§ WRITTEN INSTRUCTION
Pick out each line of the records that includes the string "Diario", and copy it.
* * * * * * *
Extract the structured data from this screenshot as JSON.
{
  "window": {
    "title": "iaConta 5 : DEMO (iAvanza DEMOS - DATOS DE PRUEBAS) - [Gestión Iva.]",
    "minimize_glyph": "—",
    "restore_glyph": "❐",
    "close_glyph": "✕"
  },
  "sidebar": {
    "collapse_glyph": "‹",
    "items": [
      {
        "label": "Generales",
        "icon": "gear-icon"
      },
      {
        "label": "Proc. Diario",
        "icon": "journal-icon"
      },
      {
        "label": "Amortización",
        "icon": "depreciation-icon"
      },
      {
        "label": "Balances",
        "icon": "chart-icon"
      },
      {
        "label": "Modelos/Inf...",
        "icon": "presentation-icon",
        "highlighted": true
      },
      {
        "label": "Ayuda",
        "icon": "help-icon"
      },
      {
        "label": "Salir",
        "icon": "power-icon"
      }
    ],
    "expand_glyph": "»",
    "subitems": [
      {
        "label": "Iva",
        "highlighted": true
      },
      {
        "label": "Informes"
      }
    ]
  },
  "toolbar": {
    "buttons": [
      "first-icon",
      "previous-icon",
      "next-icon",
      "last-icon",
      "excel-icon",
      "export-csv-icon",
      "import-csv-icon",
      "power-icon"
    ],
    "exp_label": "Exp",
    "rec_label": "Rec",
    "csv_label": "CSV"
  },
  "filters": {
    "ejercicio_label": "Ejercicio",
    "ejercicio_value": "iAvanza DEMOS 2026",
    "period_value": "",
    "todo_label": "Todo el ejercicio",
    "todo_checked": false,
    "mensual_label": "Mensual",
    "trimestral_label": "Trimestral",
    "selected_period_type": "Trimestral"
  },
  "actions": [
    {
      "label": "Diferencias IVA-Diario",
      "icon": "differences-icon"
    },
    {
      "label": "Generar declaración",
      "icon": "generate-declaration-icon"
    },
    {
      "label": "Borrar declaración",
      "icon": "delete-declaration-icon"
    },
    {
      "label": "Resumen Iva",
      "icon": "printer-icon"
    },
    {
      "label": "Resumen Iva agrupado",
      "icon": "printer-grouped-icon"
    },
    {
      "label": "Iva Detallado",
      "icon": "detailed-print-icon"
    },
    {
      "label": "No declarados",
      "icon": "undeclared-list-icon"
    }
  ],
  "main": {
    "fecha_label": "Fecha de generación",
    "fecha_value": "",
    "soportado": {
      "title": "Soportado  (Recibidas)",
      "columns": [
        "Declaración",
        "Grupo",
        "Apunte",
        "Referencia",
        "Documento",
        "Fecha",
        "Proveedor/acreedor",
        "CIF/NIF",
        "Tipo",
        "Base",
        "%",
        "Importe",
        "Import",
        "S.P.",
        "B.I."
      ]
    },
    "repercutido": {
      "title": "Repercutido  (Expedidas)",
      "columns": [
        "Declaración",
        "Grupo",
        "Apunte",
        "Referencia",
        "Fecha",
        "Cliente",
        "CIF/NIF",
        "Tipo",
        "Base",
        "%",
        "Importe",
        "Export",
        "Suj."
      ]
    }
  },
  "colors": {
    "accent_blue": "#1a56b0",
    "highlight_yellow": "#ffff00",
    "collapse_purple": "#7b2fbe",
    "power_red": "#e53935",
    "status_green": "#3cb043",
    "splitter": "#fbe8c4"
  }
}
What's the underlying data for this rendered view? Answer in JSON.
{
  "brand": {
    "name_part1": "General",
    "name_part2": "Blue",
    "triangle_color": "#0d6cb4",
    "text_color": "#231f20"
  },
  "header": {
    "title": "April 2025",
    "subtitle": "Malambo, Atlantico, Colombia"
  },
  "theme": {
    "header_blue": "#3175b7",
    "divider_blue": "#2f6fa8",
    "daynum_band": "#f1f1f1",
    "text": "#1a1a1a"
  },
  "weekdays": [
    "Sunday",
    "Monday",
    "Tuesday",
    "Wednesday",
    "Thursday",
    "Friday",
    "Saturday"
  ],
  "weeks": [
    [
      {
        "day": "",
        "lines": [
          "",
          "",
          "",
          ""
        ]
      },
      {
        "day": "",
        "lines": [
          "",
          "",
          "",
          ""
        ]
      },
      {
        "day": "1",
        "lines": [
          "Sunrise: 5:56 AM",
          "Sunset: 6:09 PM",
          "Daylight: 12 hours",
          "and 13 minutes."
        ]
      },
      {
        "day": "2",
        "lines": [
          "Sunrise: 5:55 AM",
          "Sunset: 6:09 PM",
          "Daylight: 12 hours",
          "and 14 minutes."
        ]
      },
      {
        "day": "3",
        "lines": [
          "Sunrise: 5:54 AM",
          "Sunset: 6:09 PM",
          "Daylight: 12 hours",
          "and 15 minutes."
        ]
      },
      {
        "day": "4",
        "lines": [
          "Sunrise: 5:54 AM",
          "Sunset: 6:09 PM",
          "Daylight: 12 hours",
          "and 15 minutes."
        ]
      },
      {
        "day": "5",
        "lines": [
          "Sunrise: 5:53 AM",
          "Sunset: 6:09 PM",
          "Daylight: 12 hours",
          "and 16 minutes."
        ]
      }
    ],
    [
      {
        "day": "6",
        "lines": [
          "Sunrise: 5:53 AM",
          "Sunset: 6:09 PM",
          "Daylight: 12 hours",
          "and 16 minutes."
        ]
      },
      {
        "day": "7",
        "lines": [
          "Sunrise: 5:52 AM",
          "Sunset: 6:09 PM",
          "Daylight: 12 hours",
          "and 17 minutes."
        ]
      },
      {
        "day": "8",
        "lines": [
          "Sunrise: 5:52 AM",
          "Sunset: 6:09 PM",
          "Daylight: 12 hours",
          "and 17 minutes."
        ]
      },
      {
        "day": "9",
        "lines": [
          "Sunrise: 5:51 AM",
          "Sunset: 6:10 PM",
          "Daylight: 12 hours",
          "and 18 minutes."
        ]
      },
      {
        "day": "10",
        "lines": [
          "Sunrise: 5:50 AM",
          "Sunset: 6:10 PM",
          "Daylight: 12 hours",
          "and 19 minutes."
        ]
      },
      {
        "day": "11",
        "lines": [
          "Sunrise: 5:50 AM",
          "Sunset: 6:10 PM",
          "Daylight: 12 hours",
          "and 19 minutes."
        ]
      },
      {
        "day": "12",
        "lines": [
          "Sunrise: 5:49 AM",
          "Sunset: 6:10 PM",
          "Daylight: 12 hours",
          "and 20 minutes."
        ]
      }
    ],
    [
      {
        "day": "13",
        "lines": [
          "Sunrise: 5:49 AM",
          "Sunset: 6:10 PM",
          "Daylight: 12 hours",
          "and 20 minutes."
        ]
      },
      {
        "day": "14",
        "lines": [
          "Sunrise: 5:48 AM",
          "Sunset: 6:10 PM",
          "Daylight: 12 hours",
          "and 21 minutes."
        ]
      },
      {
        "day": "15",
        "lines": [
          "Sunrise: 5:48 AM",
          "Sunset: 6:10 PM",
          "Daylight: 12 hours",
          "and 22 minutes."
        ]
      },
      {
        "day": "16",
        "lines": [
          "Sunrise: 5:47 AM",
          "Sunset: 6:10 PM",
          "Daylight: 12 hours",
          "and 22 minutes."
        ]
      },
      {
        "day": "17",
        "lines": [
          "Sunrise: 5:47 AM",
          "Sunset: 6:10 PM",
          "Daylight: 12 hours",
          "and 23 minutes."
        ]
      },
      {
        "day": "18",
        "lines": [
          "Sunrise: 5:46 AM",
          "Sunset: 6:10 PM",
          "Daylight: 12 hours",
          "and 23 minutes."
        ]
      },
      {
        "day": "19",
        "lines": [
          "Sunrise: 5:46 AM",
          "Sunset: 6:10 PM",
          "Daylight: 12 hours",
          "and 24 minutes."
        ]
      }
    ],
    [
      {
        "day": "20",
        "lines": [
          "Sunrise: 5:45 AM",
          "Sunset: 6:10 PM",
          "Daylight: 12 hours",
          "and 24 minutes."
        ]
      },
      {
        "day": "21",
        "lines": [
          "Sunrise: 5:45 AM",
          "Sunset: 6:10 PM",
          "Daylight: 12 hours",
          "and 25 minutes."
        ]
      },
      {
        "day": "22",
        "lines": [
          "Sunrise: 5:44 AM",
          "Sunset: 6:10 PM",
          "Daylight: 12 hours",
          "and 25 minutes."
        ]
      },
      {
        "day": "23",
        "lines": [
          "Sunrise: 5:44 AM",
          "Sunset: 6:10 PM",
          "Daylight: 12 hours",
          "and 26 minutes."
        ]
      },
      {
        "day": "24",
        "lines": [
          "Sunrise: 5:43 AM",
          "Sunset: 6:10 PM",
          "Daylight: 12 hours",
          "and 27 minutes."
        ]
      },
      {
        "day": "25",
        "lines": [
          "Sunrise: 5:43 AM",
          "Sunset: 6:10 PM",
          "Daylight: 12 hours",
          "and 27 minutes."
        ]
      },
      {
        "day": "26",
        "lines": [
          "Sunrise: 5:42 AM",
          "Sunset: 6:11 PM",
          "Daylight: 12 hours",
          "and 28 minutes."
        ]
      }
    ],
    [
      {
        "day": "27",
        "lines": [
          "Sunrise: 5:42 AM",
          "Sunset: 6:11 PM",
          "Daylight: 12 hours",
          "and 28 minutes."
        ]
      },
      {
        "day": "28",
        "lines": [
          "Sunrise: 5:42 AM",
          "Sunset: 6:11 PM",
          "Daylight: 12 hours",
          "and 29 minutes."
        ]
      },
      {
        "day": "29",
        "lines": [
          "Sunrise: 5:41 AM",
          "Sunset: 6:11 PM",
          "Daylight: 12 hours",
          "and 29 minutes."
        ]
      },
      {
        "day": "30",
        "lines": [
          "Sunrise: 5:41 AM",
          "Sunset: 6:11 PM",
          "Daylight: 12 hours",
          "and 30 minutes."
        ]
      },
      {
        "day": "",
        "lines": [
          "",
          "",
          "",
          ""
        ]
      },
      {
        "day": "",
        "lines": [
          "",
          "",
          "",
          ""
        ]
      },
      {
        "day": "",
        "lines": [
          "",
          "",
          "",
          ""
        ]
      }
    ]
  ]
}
* * * * * * *
§ CORRECT RESPONSE
        "label": "Proc. Diario",
      "label": "Diferencias IVA-Diario",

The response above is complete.